BEGIN DATA FOR PROCESSING

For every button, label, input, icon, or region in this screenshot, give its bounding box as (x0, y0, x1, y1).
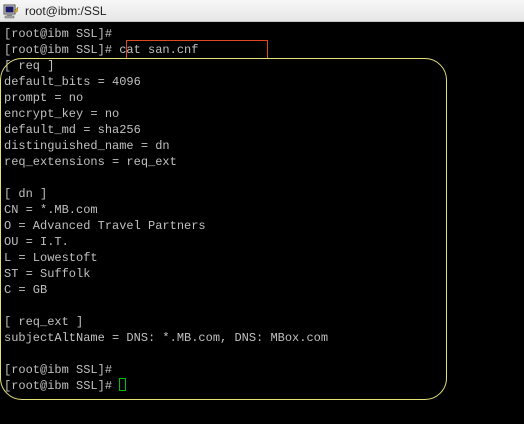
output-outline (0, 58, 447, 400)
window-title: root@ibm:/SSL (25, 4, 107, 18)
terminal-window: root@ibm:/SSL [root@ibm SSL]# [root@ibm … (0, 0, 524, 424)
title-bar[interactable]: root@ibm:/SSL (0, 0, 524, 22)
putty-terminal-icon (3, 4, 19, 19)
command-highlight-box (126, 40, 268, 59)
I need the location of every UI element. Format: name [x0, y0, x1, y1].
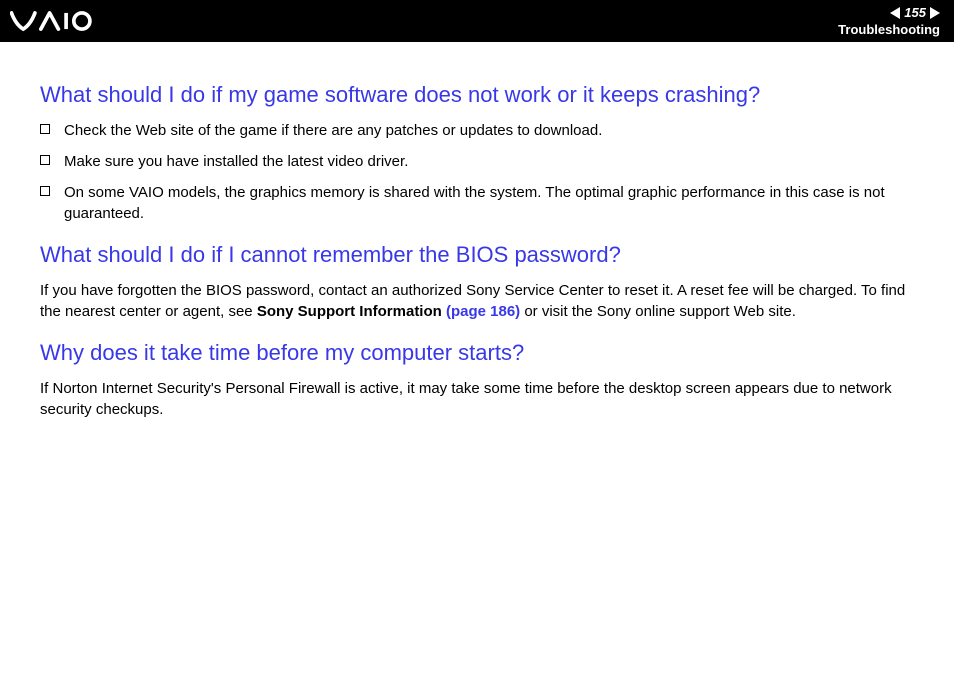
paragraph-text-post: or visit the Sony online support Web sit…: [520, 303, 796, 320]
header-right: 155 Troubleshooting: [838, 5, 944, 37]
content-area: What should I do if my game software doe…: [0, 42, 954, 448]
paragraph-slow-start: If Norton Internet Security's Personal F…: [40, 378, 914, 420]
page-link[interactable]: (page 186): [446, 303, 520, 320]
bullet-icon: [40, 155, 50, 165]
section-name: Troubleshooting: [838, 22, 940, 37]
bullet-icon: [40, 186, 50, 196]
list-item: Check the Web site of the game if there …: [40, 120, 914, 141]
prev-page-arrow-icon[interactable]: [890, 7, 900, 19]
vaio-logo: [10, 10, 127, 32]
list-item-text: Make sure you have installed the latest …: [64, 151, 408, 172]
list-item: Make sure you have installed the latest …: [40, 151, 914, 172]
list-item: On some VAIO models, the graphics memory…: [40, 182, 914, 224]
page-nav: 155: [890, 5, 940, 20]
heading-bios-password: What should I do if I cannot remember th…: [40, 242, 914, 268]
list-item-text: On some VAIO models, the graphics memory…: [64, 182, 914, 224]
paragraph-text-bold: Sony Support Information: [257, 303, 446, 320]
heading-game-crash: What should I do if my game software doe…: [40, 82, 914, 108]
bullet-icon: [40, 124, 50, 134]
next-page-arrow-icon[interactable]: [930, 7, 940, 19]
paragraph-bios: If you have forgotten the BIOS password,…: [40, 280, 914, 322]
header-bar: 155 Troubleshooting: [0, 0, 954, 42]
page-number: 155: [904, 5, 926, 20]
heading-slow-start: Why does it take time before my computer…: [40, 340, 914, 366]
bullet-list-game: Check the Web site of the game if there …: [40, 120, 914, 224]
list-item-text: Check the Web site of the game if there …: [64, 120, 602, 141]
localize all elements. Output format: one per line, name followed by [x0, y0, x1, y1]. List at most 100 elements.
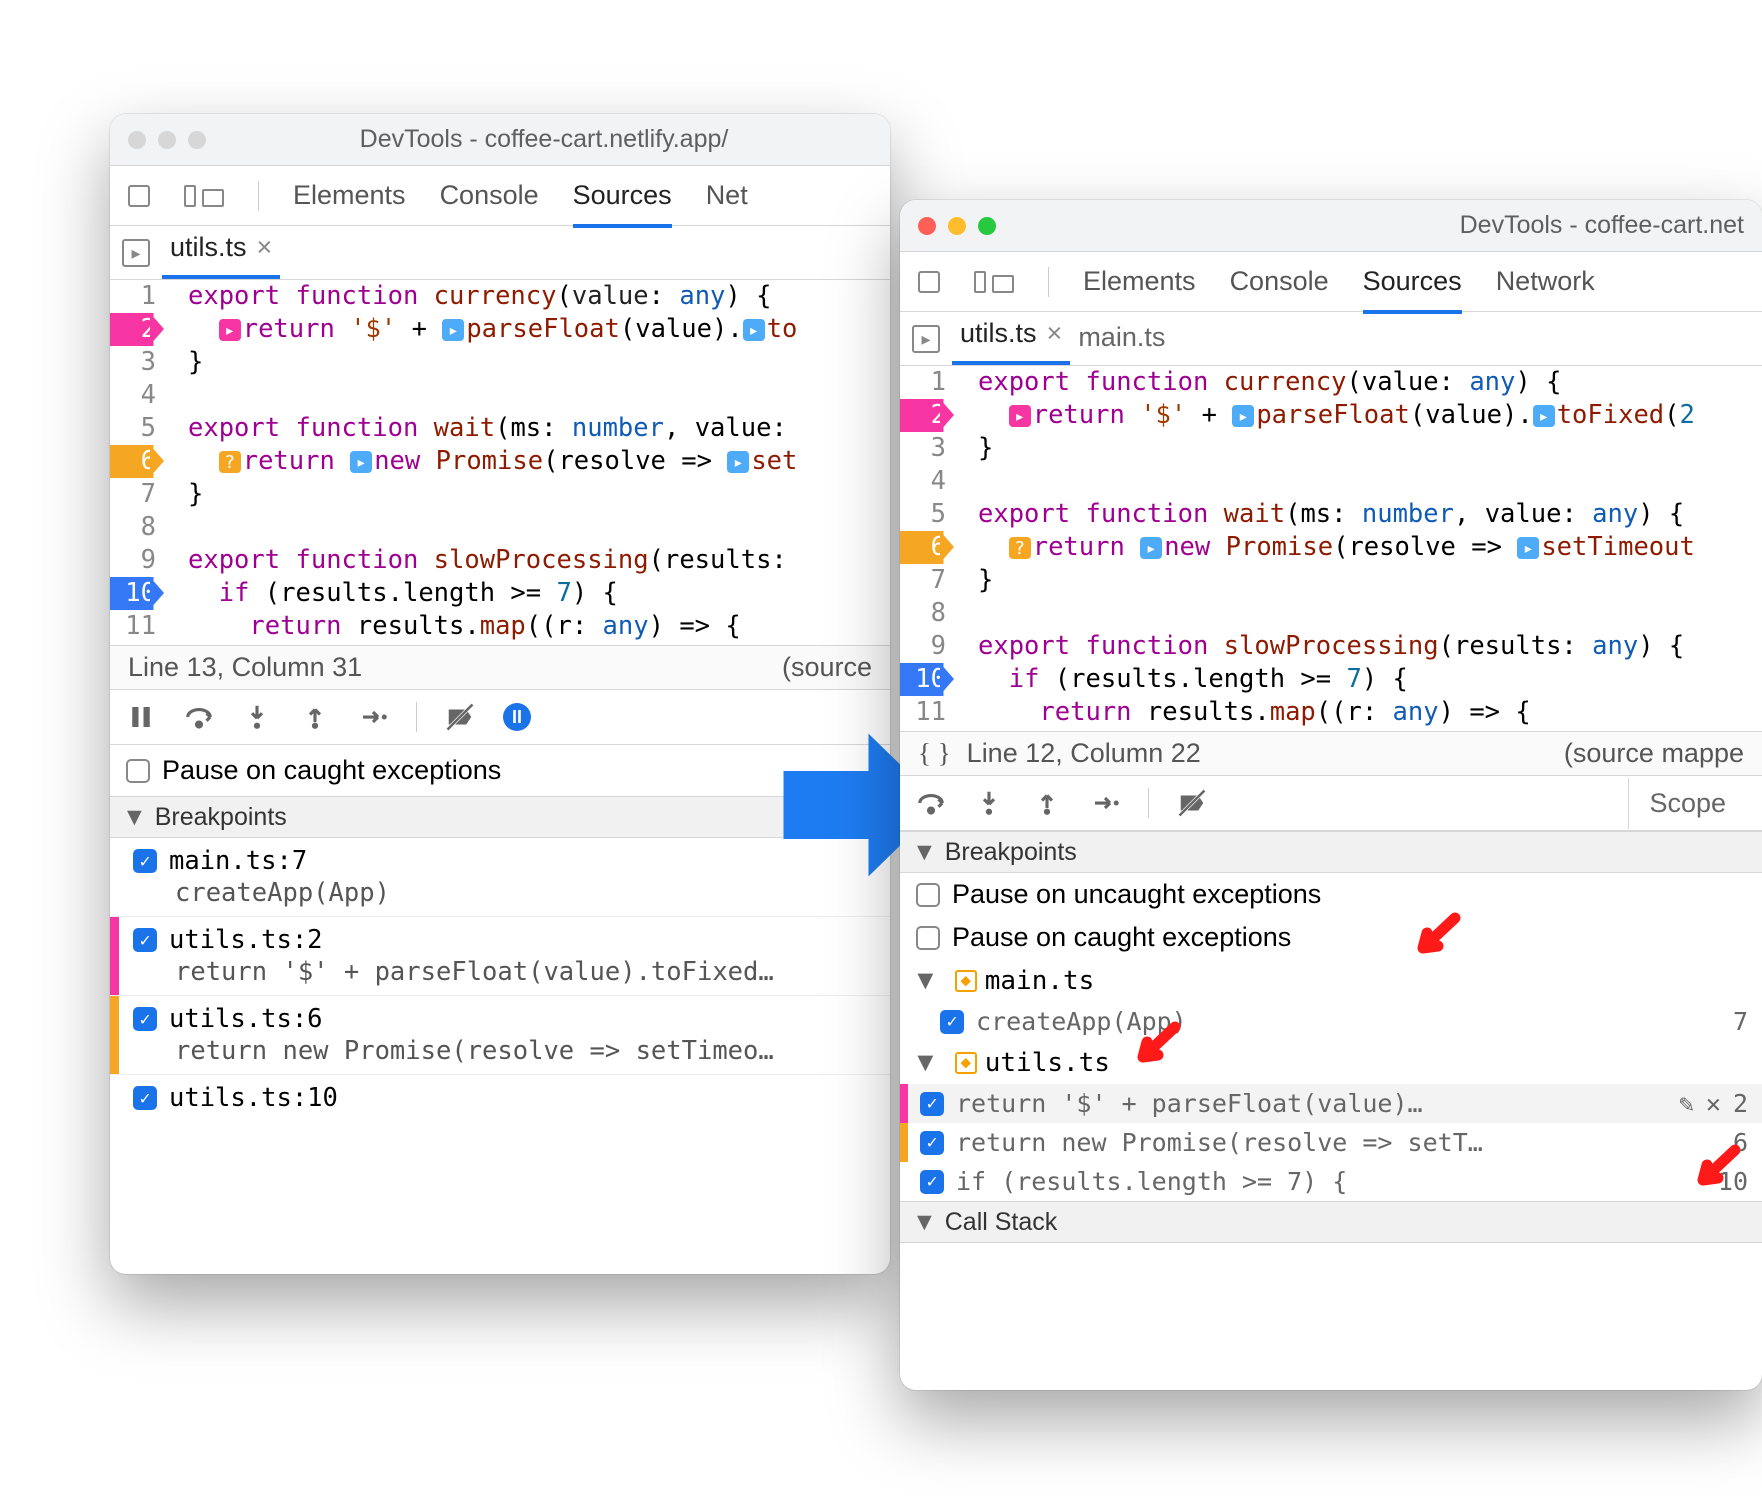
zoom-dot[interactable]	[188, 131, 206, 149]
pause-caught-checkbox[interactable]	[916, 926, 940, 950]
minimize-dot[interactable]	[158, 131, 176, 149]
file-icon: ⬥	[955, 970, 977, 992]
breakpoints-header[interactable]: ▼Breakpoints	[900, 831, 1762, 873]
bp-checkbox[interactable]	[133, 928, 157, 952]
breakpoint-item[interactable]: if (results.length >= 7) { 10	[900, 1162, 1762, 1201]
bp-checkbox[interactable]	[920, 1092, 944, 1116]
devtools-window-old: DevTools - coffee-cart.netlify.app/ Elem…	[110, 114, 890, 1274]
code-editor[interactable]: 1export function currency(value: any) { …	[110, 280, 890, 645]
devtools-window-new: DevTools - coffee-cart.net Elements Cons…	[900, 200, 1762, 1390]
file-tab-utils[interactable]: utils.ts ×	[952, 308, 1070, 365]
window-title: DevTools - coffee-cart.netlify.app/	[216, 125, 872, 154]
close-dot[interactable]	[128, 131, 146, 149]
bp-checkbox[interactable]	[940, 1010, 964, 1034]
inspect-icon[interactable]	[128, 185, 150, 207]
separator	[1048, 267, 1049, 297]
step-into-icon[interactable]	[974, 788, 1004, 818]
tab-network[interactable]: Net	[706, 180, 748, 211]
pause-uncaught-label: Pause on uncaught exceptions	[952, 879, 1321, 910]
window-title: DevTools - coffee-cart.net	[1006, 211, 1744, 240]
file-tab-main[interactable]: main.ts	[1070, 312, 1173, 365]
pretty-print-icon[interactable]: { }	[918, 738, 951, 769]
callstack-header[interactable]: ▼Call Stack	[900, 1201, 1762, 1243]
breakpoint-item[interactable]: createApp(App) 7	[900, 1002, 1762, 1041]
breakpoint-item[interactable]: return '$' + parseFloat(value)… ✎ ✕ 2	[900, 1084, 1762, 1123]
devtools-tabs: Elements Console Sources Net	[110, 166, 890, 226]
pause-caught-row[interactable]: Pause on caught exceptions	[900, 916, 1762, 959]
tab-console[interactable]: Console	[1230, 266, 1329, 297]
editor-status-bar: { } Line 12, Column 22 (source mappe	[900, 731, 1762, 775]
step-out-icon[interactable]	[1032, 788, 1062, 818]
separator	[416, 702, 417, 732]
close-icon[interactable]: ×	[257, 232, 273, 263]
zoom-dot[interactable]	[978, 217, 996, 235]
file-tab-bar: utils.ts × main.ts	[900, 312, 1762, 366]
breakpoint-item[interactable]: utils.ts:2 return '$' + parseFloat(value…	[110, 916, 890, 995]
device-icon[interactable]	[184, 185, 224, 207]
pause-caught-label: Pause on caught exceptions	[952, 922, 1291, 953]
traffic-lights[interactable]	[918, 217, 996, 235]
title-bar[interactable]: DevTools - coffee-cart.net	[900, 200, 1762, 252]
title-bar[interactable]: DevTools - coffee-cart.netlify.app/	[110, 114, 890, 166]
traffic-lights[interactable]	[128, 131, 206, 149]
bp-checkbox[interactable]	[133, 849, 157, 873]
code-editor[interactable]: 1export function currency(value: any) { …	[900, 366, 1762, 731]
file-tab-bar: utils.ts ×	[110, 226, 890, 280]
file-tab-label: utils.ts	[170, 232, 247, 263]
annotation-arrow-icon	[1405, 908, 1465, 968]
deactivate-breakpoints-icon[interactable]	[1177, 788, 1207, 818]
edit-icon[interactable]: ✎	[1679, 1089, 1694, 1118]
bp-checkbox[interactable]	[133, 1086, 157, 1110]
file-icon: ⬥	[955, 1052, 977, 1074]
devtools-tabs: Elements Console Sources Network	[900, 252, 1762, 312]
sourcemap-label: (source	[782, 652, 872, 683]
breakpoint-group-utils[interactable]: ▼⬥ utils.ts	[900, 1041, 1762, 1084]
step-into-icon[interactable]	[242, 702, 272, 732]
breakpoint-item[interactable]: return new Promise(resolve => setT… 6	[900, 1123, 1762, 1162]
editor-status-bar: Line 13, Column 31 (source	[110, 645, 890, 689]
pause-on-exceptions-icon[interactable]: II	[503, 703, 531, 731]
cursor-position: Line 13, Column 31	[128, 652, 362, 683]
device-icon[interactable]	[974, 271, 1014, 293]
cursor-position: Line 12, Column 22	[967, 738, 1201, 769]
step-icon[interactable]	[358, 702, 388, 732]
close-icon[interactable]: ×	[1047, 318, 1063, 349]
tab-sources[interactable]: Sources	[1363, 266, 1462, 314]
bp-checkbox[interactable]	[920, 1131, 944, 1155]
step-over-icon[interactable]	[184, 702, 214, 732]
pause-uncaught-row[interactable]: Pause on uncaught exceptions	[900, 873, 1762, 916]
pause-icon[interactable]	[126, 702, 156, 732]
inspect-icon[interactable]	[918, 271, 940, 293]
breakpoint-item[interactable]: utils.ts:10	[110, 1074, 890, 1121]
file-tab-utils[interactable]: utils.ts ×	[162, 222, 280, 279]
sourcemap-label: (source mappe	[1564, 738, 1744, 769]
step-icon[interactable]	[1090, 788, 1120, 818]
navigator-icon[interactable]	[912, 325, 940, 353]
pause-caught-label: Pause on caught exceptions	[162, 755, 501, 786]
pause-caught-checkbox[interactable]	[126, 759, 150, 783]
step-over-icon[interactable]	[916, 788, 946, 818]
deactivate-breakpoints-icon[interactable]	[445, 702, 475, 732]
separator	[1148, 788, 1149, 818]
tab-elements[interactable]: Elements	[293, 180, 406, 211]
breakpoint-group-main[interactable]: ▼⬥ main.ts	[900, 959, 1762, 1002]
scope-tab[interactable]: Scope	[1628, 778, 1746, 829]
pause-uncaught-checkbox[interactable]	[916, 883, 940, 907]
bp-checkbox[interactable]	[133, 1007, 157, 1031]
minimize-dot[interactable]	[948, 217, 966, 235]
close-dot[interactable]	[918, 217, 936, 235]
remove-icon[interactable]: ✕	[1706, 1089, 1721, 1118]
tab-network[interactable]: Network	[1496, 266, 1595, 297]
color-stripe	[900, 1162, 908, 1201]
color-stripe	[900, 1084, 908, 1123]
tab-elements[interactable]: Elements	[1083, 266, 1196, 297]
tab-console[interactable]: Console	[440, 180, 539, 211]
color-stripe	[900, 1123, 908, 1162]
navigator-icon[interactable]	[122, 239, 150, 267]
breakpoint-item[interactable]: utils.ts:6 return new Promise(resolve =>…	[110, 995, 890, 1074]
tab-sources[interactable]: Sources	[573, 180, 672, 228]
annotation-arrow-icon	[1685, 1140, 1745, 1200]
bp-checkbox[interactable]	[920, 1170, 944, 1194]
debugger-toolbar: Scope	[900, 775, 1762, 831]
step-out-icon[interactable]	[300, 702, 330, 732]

END DATA FOR PROCESSING

> _DO THIS_: Please copy out, word for word, the part of the entries above that opens with their first line and closes with the line containing "I need the location", both ends included, and leave the pictures out.

> _REPLY TO THE TASK_:
For every button, label, input, icon, or region in this screenshot, give its bounding box as (x0, y0, x1, y1).
output-outline (0, 58, 447, 400)
window-title: root@ibm:/SSL (25, 4, 107, 18)
terminal-window: root@ibm:/SSL [root@ibm SSL]# [root@ibm … (0, 0, 524, 424)
title-bar[interactable]: root@ibm:/SSL (0, 0, 524, 22)
putty-terminal-icon (3, 4, 19, 19)
command-highlight-box (126, 40, 268, 59)
I need the location of every UI element. Format: name [x0, y0, x1, y1].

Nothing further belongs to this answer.